##### SOURCE MATERIAL #####
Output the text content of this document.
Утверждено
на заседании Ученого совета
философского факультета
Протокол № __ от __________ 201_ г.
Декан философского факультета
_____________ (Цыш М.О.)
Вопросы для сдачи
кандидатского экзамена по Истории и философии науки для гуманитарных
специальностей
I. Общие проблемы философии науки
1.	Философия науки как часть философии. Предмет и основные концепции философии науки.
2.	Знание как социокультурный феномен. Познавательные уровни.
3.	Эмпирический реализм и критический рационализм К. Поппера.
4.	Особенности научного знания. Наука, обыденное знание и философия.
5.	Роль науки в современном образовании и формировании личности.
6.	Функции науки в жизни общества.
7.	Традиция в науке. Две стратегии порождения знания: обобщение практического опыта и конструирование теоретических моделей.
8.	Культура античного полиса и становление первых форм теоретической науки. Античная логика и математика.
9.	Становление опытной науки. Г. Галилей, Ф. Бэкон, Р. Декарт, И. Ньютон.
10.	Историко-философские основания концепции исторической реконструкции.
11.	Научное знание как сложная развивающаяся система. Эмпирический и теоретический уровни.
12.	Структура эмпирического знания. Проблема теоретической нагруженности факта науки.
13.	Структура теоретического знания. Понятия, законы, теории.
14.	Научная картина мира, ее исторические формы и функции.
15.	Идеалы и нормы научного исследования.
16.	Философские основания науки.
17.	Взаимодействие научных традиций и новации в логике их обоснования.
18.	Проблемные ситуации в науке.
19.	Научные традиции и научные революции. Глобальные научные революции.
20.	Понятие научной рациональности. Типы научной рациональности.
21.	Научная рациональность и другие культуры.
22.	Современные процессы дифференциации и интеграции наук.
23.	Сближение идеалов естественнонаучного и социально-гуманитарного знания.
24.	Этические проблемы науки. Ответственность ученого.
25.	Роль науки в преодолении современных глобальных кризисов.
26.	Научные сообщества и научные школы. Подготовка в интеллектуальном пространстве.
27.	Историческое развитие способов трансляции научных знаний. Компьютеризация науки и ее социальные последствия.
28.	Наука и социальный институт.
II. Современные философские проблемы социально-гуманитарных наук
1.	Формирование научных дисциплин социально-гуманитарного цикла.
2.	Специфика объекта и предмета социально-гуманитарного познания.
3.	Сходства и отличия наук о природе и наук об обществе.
#####
> EXERCISE:
Look over the listing above. Pick out and copy every line that includes "проблемы".

> RESPONSE:
I. Общие проблемы философии науки
24.	Этические проблемы науки. Ответственность ученого.
II. Современные философские проблемы социально-гуманитарных наук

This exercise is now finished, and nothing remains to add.